## start EXERCISE MATERIALS

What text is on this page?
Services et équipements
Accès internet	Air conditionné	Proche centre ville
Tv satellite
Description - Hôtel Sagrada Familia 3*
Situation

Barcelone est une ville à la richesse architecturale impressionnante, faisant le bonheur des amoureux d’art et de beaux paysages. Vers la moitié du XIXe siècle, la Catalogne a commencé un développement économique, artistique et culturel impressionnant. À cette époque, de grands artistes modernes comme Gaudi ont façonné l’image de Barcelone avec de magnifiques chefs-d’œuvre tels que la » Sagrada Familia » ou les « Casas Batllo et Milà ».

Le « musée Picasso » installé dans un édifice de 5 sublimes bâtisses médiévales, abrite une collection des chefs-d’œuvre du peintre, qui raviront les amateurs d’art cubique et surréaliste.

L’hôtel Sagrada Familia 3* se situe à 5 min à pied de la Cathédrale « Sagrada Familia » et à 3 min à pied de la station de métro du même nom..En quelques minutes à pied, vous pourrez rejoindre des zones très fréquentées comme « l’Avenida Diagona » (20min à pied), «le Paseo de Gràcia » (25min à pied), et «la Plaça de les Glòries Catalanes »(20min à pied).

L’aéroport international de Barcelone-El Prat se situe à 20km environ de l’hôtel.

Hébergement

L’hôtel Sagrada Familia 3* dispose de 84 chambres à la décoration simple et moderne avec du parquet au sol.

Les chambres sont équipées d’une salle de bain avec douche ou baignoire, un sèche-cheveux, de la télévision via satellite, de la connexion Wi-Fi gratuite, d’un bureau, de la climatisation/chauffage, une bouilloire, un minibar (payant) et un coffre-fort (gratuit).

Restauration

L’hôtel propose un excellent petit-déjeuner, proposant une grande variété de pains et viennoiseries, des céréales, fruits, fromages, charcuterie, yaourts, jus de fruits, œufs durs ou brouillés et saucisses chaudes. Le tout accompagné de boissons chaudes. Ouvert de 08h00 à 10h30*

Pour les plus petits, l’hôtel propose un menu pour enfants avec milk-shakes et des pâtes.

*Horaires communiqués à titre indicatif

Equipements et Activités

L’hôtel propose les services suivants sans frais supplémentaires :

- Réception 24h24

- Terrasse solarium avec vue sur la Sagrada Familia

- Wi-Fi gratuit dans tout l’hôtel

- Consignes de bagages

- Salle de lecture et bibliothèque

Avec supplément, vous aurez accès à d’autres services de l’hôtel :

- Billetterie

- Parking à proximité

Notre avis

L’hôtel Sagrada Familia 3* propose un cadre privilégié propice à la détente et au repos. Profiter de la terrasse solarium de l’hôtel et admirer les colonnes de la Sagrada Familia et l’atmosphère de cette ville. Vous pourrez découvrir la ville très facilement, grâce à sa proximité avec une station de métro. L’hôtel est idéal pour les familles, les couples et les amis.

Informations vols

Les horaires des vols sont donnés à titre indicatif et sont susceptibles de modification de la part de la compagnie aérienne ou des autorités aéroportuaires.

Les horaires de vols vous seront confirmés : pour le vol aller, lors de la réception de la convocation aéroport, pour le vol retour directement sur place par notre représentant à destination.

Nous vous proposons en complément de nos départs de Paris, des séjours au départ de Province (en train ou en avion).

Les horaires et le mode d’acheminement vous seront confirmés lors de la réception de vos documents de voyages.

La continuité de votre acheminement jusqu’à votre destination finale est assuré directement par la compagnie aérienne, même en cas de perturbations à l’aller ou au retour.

## end EXERCISE MATERIALS

#### WHAT THIS TASK INVOLVES
All records above must be set down exactly, please.

#### ANSWER TO THIS PROBLEM
What text is on this page?
Services et équipements
Accès internet	Air conditionné	Proche centre ville
Tv satellite
Description - Hôtel Sagrada Familia 3*
Situation

Barcelone est une ville à la richesse architecturale impressionnante, faisant le bonheur des amoureux d’art et de beaux paysages. Vers la moitié du XIXe siècle, la Catalogne a commencé un développement économique, artistique et culturel impressionnant. À cette époque, de grands artistes modernes comme Gaudi ont façonné l’image de Barcelone avec de magnifiques chefs-d’œuvre tels que la » Sagrada Familia » ou les « Casas Batllo et Milà ».

Le « musée Picasso » installé dans un édifice de 5 sublimes bâtisses médiévales, abrite une collection des chefs-d’œuvre du peintre, qui raviront les amateurs d’art cubique et surréaliste.

L’hôtel Sagrada Familia 3* se situe à 5 min à pied de la Cathédrale « Sagrada Familia » et à 3 min à pied de la station de métro du même nom..En quelques minutes à pied, vous pourrez rejoindre des zones très fréquentées comme « l’Avenida Diagona » (20min à pied), «le Paseo de Gràcia » (25min à pied), et «la Plaça de les Glòries Catalanes »(20min à pied).

L’aéroport international de Barcelone-El Prat se situe à 20km environ de l’hôtel.

Hébergement

L’hôtel Sagrada Familia 3* dispose de 84 chambres à la décoration simple et moderne avec du parquet au sol.

Les chambres sont équipées d’une salle de bain avec douche ou baignoire, un sèche-cheveux, de la télévision via satellite, de la connexion Wi-Fi gratuite, d’un bureau, de la climatisation/chauffage, une bouilloire, un minibar (payant) et un coffre-fort (gratuit).

Restauration

L’hôtel propose un excellent petit-déjeuner, proposant une grande variété de pains et viennoiseries, des céréales, fruits, fromages, charcuterie, yaourts, jus de fruits, œufs durs ou brouillés et saucisses chaudes. Le tout accompagné de boissons chaudes. Ouvert de 08h00 à 10h30*

Pour les plus petits, l’hôtel propose un menu pour enfants avec milk-shakes et des pâtes.

*Horaires communiqués à titre indicatif

Equipements et Activités

L’hôtel propose les services suivants sans frais supplémentaires :

- Réception 24h24

- Terrasse solarium avec vue sur la Sagrada Familia

- Wi-Fi gratuit dans tout l’hôtel

- Consignes de bagages

- Salle de lecture et bibliothèque

Avec supplément, vous aurez accès à d’autres services de l’hôtel :

- Billetterie

- Parking à proximité

Notre avis

L’hôtel Sagrada Familia 3* propose un cadre privilégié propice à la détente et au repos. Profiter de la terrasse solarium de l’hôtel et admirer les colonnes de la Sagrada Familia et l’atmosphère de cette ville. Vous pourrez découvrir la ville très facilement, grâce à sa proximité avec une station de métro. L’hôtel est idéal pour les familles, les couples et les amis.

Informations vols

Les horaires des vols sont donnés à titre indicatif et sont susceptibles de modification de la part de la compagnie aérienne ou des autorités aéroportuaires.

Les horaires de vols vous seront confirmés : pour le vol aller, lors de la réception de la convocation aéroport, pour le vol retour directement sur place par notre représentant à destination.

Nous vous proposons en complément de nos départs de Paris, des séjours au départ de Province (en train ou en avion).

Les horaires et le mode d’acheminement vous seront confirmés lors de la réception de vos documents de voyages.

La continuité de votre acheminement jusqu’à votre destination finale est assuré directement par la compagnie aérienne, même en cas de perturbations à l’aller ou au retour.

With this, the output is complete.